[Extracted records]

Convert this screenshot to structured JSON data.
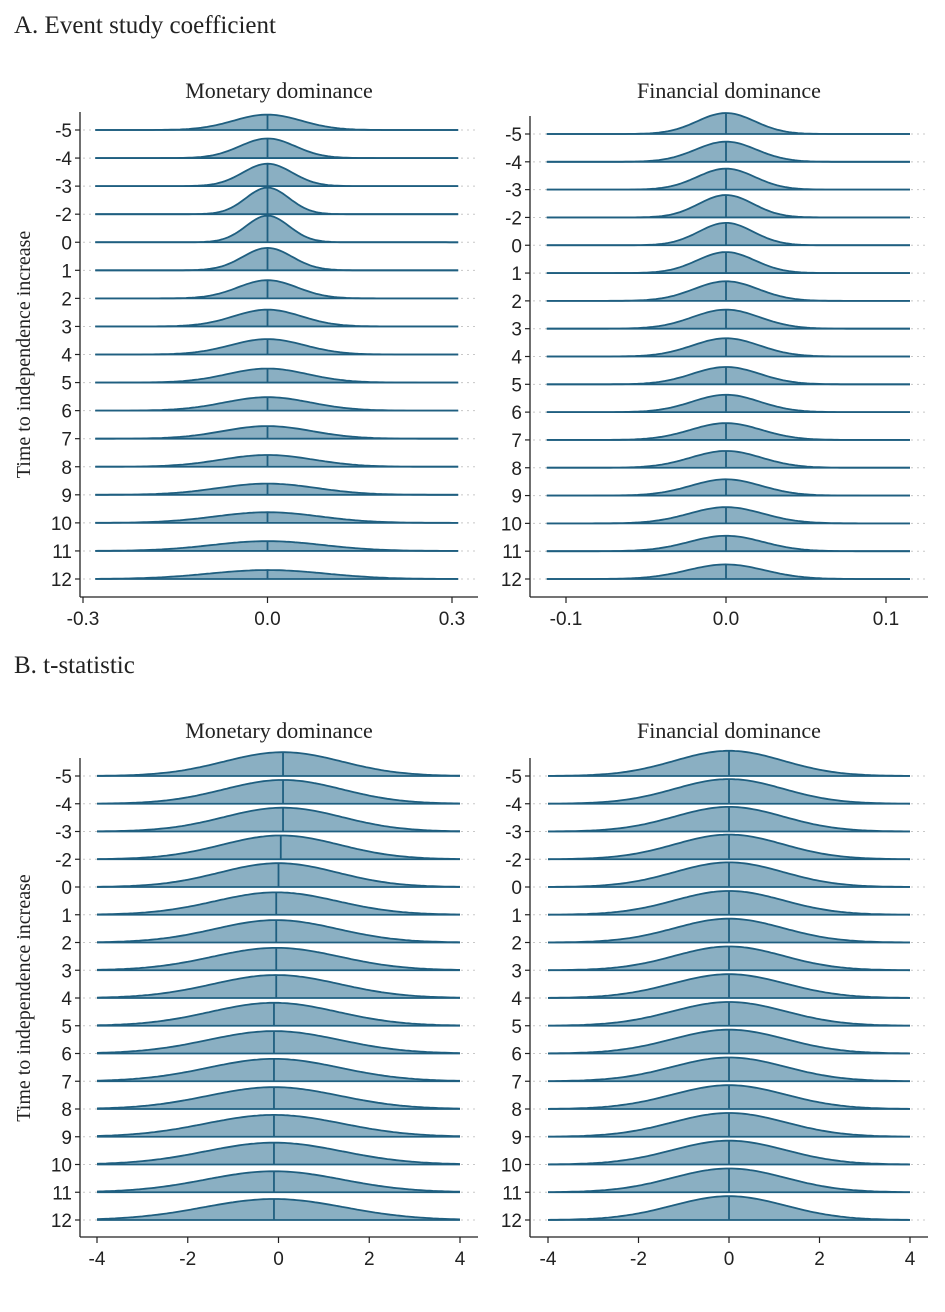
{
  "panels": [
    {
      "title": "A. Event study coefficient"
    },
    {
      "title": "B. t-statistic"
    }
  ],
  "chart_data": [
    {
      "type": "area",
      "subtype": "ridgeline-density",
      "panel": "A. Event study coefficient",
      "title": "Monetary dominance",
      "ylabel": "Time to independence increase",
      "xlabel": "",
      "categories": [
        "-5",
        "-4",
        "-3",
        "-2",
        "0",
        "1",
        "2",
        "3",
        "4",
        "5",
        "6",
        "7",
        "8",
        "9",
        "10",
        "11",
        "12"
      ],
      "xticks": [
        "-0.3",
        "0.0",
        "0.3"
      ],
      "xtick_values": [
        -0.3,
        0.0,
        0.3
      ],
      "xlim": [
        -0.3,
        0.3
      ],
      "support": [
        -0.28,
        0.31
      ],
      "median_line": [
        0.0,
        0.0,
        0.0,
        0.0,
        0.0,
        0.0,
        0.0,
        0.0,
        0.0,
        0.0,
        0.0,
        0.0,
        0.0,
        0.0,
        0.0,
        0.0,
        0.0
      ],
      "spread_sd": [
        0.055,
        0.045,
        0.04,
        0.035,
        0.035,
        0.04,
        0.048,
        0.055,
        0.06,
        0.065,
        0.07,
        0.072,
        0.075,
        0.08,
        0.085,
        0.09,
        0.095
      ],
      "peak_height": [
        0.55,
        0.7,
        0.8,
        0.95,
        0.95,
        0.8,
        0.65,
        0.6,
        0.55,
        0.5,
        0.48,
        0.45,
        0.42,
        0.4,
        0.38,
        0.35,
        0.32
      ],
      "grid": true
    },
    {
      "type": "area",
      "subtype": "ridgeline-density",
      "panel": "A. Event study coefficient",
      "title": "Financial dominance",
      "ylabel": "",
      "categories": [
        "-5",
        "-4",
        "-3",
        "-2",
        "0",
        "1",
        "2",
        "3",
        "4",
        "5",
        "6",
        "7",
        "8",
        "9",
        "10",
        "11",
        "12"
      ],
      "xticks": [
        "-0.1",
        "0.0",
        "0.1"
      ],
      "xtick_values": [
        -0.1,
        0.0,
        0.1
      ],
      "xlim": [
        -0.12,
        0.12
      ],
      "support": [
        -0.112,
        0.115
      ],
      "median_line": [
        0.0,
        0.0,
        0.0,
        0.0,
        0.0,
        0.0,
        0.0,
        0.0,
        0.0,
        0.0,
        0.0,
        0.0,
        0.0,
        0.0,
        0.0,
        0.0,
        0.0
      ],
      "spread_sd": [
        0.018,
        0.019,
        0.018,
        0.017,
        0.017,
        0.018,
        0.02,
        0.021,
        0.021,
        0.021,
        0.021,
        0.022,
        0.022,
        0.022,
        0.023,
        0.023,
        0.024
      ],
      "peak_height": [
        0.75,
        0.72,
        0.75,
        0.8,
        0.8,
        0.75,
        0.7,
        0.68,
        0.65,
        0.62,
        0.62,
        0.6,
        0.6,
        0.58,
        0.58,
        0.55,
        0.52
      ],
      "grid": true
    },
    {
      "type": "area",
      "subtype": "ridgeline-density",
      "panel": "B. t-statistic",
      "title": "Monetary dominance",
      "ylabel": "Time to independence increase",
      "categories": [
        "-5",
        "-4",
        "-3",
        "-2",
        "0",
        "1",
        "2",
        "3",
        "4",
        "5",
        "6",
        "7",
        "8",
        "9",
        "10",
        "11",
        "12"
      ],
      "xticks": [
        "-4",
        "-2",
        "0",
        "2",
        "4"
      ],
      "xtick_values": [
        -4,
        -2,
        0,
        2,
        4
      ],
      "xlim": [
        -4.1,
        4.1
      ],
      "support": [
        -4,
        4
      ],
      "median_line": [
        0.1,
        0.1,
        0.1,
        0.05,
        0.0,
        -0.05,
        -0.05,
        -0.05,
        -0.05,
        -0.1,
        -0.1,
        -0.1,
        -0.1,
        -0.1,
        -0.1,
        -0.1,
        -0.1
      ],
      "spread_sd": [
        1.3,
        1.3,
        1.3,
        1.3,
        1.3,
        1.35,
        1.35,
        1.4,
        1.4,
        1.4,
        1.45,
        1.45,
        1.45,
        1.5,
        1.5,
        1.5,
        1.55
      ],
      "peak_height": [
        0.85,
        0.85,
        0.85,
        0.85,
        0.85,
        0.8,
        0.8,
        0.8,
        0.82,
        0.82,
        0.8,
        0.8,
        0.78,
        0.78,
        0.78,
        0.75,
        0.75
      ],
      "grid": true
    },
    {
      "type": "area",
      "subtype": "ridgeline-density",
      "panel": "B. t-statistic",
      "title": "Financial dominance",
      "ylabel": "",
      "categories": [
        "-5",
        "-4",
        "-3",
        "-2",
        "0",
        "1",
        "2",
        "3",
        "4",
        "5",
        "6",
        "7",
        "8",
        "9",
        "10",
        "11",
        "12"
      ],
      "xticks": [
        "-4",
        "-2",
        "0",
        "2",
        "4"
      ],
      "xtick_values": [
        -4,
        -2,
        0,
        2,
        4
      ],
      "xlim": [
        -4.1,
        4.1
      ],
      "support": [
        -4,
        4
      ],
      "median_line": [
        0.0,
        0.0,
        0.0,
        0.0,
        0.0,
        0.0,
        0.0,
        0.0,
        0.0,
        0.0,
        0.0,
        0.0,
        0.0,
        0.0,
        0.0,
        0.0,
        0.0
      ],
      "spread_sd": [
        1.2,
        1.2,
        1.2,
        1.2,
        1.2,
        1.2,
        1.2,
        1.2,
        1.25,
        1.25,
        1.25,
        1.25,
        1.25,
        1.25,
        1.25,
        1.25,
        1.25
      ],
      "peak_height": [
        0.9,
        0.88,
        0.88,
        0.88,
        0.88,
        0.85,
        0.85,
        0.85,
        0.85,
        0.85,
        0.85,
        0.85,
        0.85,
        0.85,
        0.85,
        0.85,
        0.85
      ],
      "grid": true
    }
  ],
  "colors": {
    "line": "#1f5f80",
    "fill": "#8aafc2",
    "grid": "#c8c8c8",
    "axis": "#222222"
  }
}
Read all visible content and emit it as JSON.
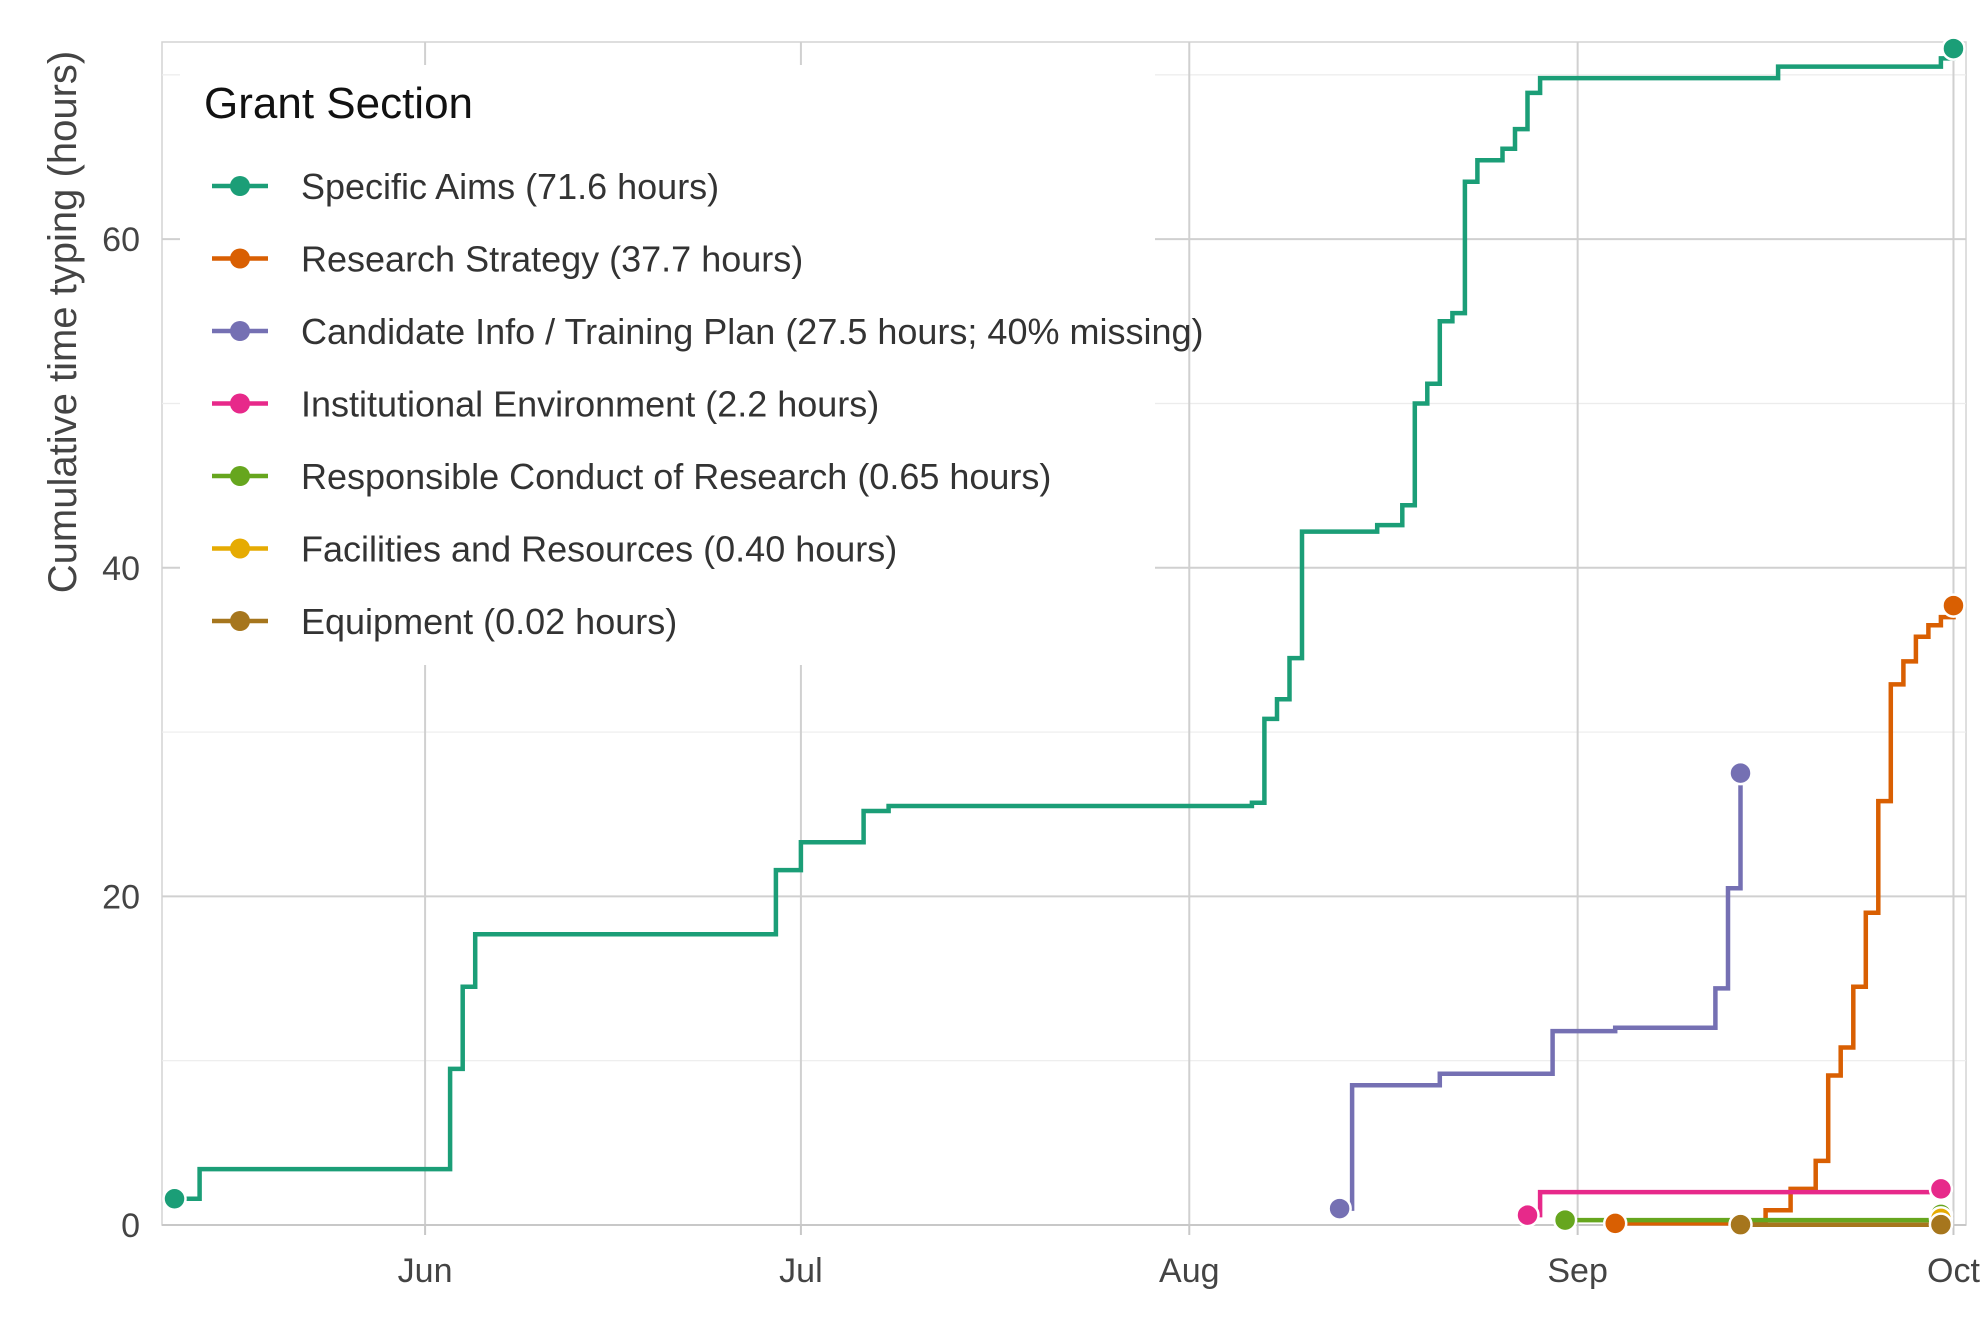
{
  "chart_data": {
    "type": "line",
    "line_shape": "step",
    "ylabel": "Cumulative time typing (hours)",
    "xlabel": "",
    "x_type": "date",
    "xlim": [
      "2021-05-11",
      "2021-10-02"
    ],
    "ylim": [
      0,
      72
    ],
    "x_ticks": [
      {
        "date": "2021-06-01",
        "label": "Jun"
      },
      {
        "date": "2021-07-01",
        "label": "Jul"
      },
      {
        "date": "2021-08-01",
        "label": "Aug"
      },
      {
        "date": "2021-09-01",
        "label": "Sep"
      },
      {
        "date": "2021-10-01",
        "label": "Oct"
      }
    ],
    "y_ticks": [
      0,
      20,
      40,
      60
    ],
    "grid": true,
    "legend": {
      "title": "Grant Section",
      "position": "top-left"
    },
    "series": [
      {
        "name": "Specific Aims (71.6 hours)",
        "color": "#1b9e77",
        "x": [
          "2021-05-12",
          "2021-05-14",
          "2021-06-03",
          "2021-06-03",
          "2021-06-04",
          "2021-06-04",
          "2021-06-05",
          "2021-06-28",
          "2021-06-29",
          "2021-07-01",
          "2021-07-06",
          "2021-07-08",
          "2021-08-06",
          "2021-08-07",
          "2021-08-08",
          "2021-08-09",
          "2021-08-10",
          "2021-08-16",
          "2021-08-18",
          "2021-08-19",
          "2021-08-20",
          "2021-08-21",
          "2021-08-22",
          "2021-08-23",
          "2021-08-24",
          "2021-08-26",
          "2021-08-27",
          "2021-08-28",
          "2021-08-29",
          "2021-08-30",
          "2021-08-31",
          "2021-09-01",
          "2021-09-17",
          "2021-09-30",
          "2021-10-01"
        ],
        "y": [
          1.6,
          3.4,
          3.4,
          9.5,
          10.5,
          14.5,
          17.7,
          17.7,
          21.6,
          23.3,
          25.2,
          25.5,
          25.7,
          30.8,
          32.0,
          34.5,
          42.2,
          42.6,
          43.8,
          50.0,
          51.2,
          55.0,
          55.5,
          63.5,
          64.8,
          65.5,
          66.7,
          68.9,
          69.8,
          69.8,
          69.8,
          69.8,
          70.5,
          71.0,
          71.6
        ]
      },
      {
        "name": "Research Strategy (37.7 hours)",
        "color": "#d95f02",
        "x": [
          "2021-09-04",
          "2021-09-16",
          "2021-09-18",
          "2021-09-20",
          "2021-09-21",
          "2021-09-22",
          "2021-09-23",
          "2021-09-24",
          "2021-09-25",
          "2021-09-26",
          "2021-09-27",
          "2021-09-28",
          "2021-09-29",
          "2021-09-30",
          "2021-10-01"
        ],
        "y": [
          0.1,
          0.9,
          2.2,
          3.9,
          9.1,
          10.8,
          14.5,
          19.0,
          25.8,
          32.9,
          34.3,
          35.8,
          36.5,
          37.0,
          37.7
        ]
      },
      {
        "name": "Candidate Info / Training Plan (27.5 hours; 40% missing)",
        "color": "#7570b3",
        "x": [
          "2021-08-13",
          "2021-08-14",
          "2021-08-21",
          "2021-08-30",
          "2021-09-04",
          "2021-09-12",
          "2021-09-13",
          "2021-09-14"
        ],
        "y": [
          1.0,
          8.5,
          9.2,
          11.8,
          12.0,
          14.4,
          20.5,
          27.5
        ]
      },
      {
        "name": "Institutional Environment (2.2 hours)",
        "color": "#e7298a",
        "x": [
          "2021-08-28",
          "2021-08-29",
          "2021-09-30"
        ],
        "y": [
          0.6,
          2.0,
          2.2
        ]
      },
      {
        "name": "Responsible Conduct of Research (0.65 hours)",
        "color": "#66a61e",
        "x": [
          "2021-08-31",
          "2021-09-30"
        ],
        "y": [
          0.3,
          0.65
        ]
      },
      {
        "name": "Facilities and Resources (0.40 hours)",
        "color": "#e6ab02",
        "x": [
          "2021-09-30"
        ],
        "y": [
          0.4
        ]
      },
      {
        "name": "Equipment (0.02 hours)",
        "color": "#a6761d",
        "x": [
          "2021-09-14",
          "2021-09-30"
        ],
        "y": [
          0.02,
          0.02
        ]
      }
    ]
  }
}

§ The exercise:
Work through the records above line by line and count those that hold the string "title". Give only the result.

§ Expected answer:
7